Written request ->
Locate each line containing the string "kanak" and copy it out.

Material supplied ->
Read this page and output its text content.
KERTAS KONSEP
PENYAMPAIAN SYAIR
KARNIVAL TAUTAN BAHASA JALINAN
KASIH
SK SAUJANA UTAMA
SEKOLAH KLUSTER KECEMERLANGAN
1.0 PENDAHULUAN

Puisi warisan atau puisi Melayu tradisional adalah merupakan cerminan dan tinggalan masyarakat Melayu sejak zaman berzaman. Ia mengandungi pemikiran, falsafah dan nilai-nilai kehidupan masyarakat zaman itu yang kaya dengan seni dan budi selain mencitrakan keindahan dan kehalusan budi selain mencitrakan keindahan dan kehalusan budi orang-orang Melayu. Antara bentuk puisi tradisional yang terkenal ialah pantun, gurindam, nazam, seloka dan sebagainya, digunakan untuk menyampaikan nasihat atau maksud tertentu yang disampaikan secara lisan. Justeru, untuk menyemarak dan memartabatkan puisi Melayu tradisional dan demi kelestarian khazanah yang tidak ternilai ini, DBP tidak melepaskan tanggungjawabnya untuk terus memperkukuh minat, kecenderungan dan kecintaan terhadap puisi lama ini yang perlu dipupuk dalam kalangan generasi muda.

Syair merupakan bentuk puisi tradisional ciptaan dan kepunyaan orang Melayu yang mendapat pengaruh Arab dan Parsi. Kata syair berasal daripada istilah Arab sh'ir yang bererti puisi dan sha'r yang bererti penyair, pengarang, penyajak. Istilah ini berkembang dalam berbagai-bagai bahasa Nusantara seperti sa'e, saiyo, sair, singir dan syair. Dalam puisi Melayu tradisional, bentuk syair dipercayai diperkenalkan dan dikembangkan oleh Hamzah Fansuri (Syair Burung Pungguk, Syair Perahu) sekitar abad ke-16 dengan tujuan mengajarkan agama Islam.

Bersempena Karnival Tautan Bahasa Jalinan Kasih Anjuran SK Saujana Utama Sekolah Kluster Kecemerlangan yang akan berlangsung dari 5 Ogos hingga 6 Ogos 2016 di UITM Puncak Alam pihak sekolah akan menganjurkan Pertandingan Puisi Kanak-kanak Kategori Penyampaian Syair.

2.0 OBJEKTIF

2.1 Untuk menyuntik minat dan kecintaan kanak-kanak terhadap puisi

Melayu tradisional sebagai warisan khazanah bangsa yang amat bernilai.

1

Exercise output ->
Bersempena Karnival Tautan Bahasa Jalinan Kasih Anjuran SK Saujana Utama Sekolah Kluster Kecemerlangan yang akan berlangsung dari 5 Ogos hingga 6 Ogos 2016 di UITM Puncak Alam pihak sekolah akan menganjurkan Pertandingan Puisi Kanak-kanak Kategori Penyampaian Syair.
2.1 Untuk menyuntik minat dan kecintaan kanak-kanak terhadap puisi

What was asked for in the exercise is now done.